## Objective
Count every line below that contains "horizontal", then state the total with no other output.

## Extracted material
....................

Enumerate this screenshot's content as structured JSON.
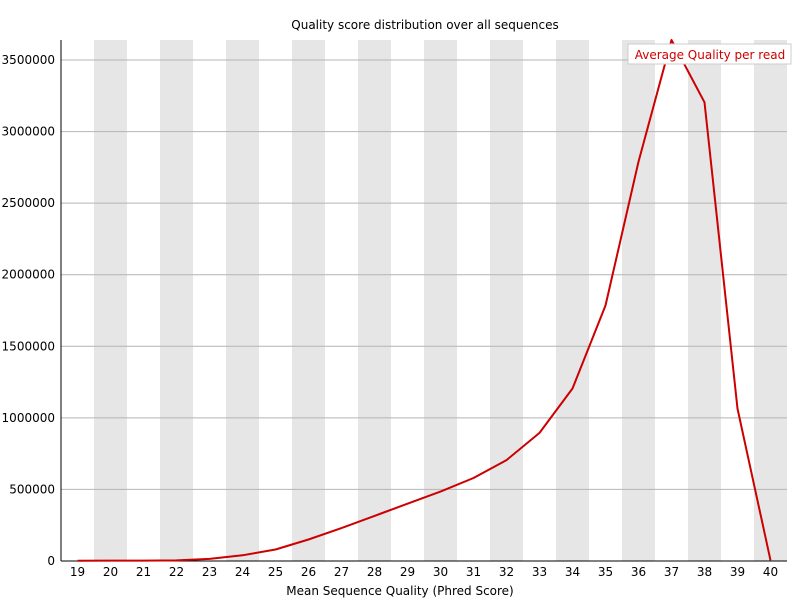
{
  "chart_data": {
    "type": "line",
    "title": "Quality score distribution over all sequences",
    "xlabel": "Mean Sequence Quality (Phred Score)",
    "ylabel": "",
    "x": [
      19,
      20,
      21,
      22,
      23,
      24,
      25,
      26,
      27,
      28,
      29,
      30,
      31,
      32,
      33,
      34,
      35,
      36,
      37,
      38,
      39,
      40
    ],
    "series": [
      {
        "name": "Average Quality per read",
        "color": "#cc0000",
        "values": [
          2000,
          2500,
          3000,
          4000,
          15000,
          40000,
          80000,
          150000,
          230000,
          315000,
          400000,
          485000,
          580000,
          705000,
          895000,
          1205000,
          1785000,
          2790000,
          3640000,
          3205000,
          1065000,
          5000
        ]
      }
    ],
    "yticks": [
      0,
      500000,
      1000000,
      1500000,
      2000000,
      2500000,
      3000000,
      3500000
    ],
    "ytick_labels": [
      "0",
      "500000",
      "1000000",
      "1500000",
      "2000000",
      "2500000",
      "3000000",
      "3500000"
    ],
    "ylim": [
      0,
      3640000
    ],
    "xlim": [
      18.5,
      40.5
    ],
    "grid": "horizontal",
    "band_color": "#e6e6e6",
    "legend_position": "top-right"
  }
}
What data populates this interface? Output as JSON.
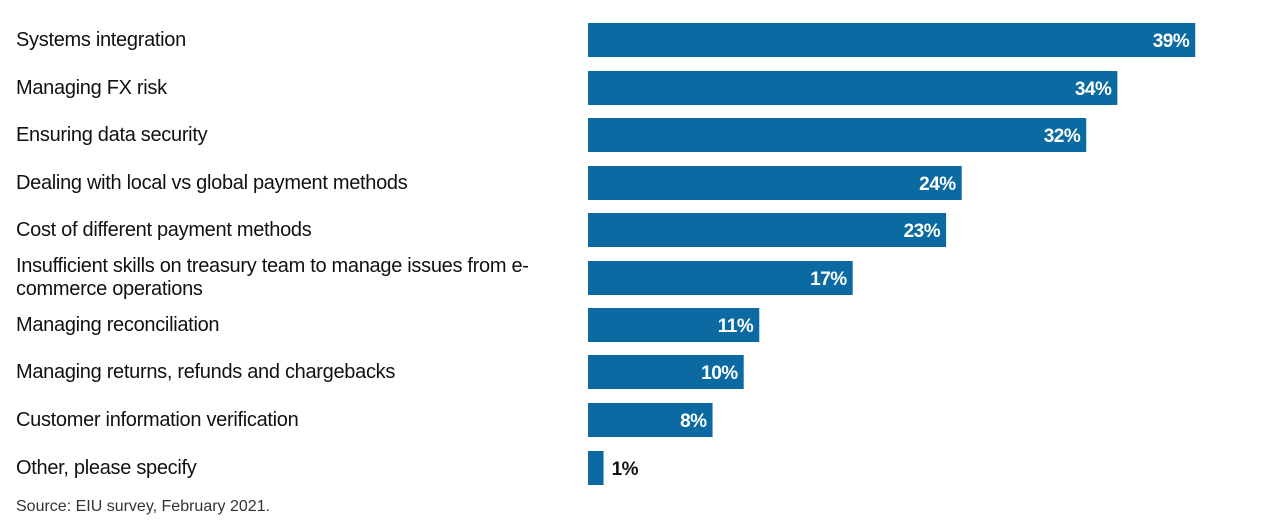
{
  "chart_data": {
    "type": "bar",
    "orientation": "horizontal",
    "categories": [
      "Systems integration",
      "Managing FX risk",
      "Ensuring data security",
      "Dealing with local vs global payment methods",
      "Cost of different payment methods",
      "Insufficient skills on  treasury team to manage issues from e-commerce operations",
      "Managing reconciliation",
      "Managing returns, refunds and chargebacks",
      "Customer information verification",
      "Other, please specify"
    ],
    "values": [
      39,
      34,
      32,
      24,
      23,
      17,
      11,
      10,
      8,
      1
    ],
    "data_labels": [
      "39%",
      "34%",
      "32%",
      "24%",
      "23%",
      "17%",
      "11%",
      "10%",
      "8%",
      "1%"
    ],
    "unit": "%",
    "bar_color": "#0a6aa1",
    "grid": false,
    "legend": "none"
  },
  "source": "Source: EIU survey, February 2021."
}
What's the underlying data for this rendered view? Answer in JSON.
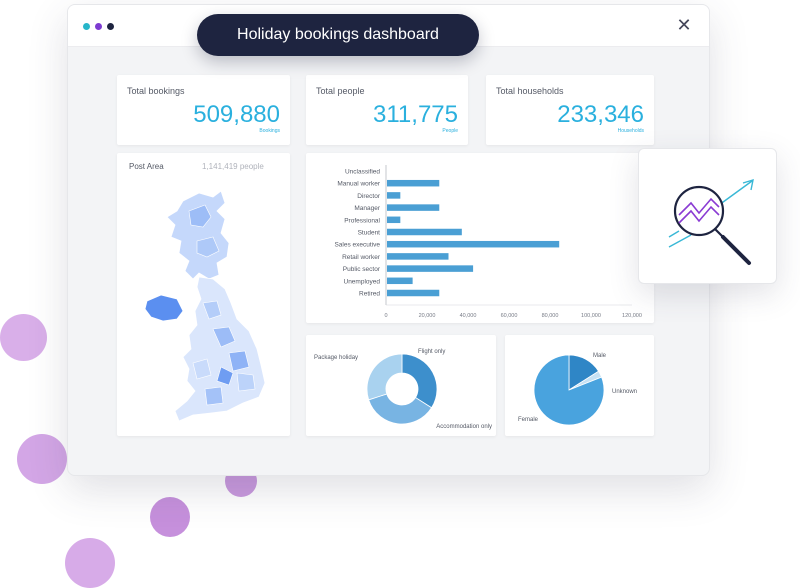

....................

## Solution for this exercise
2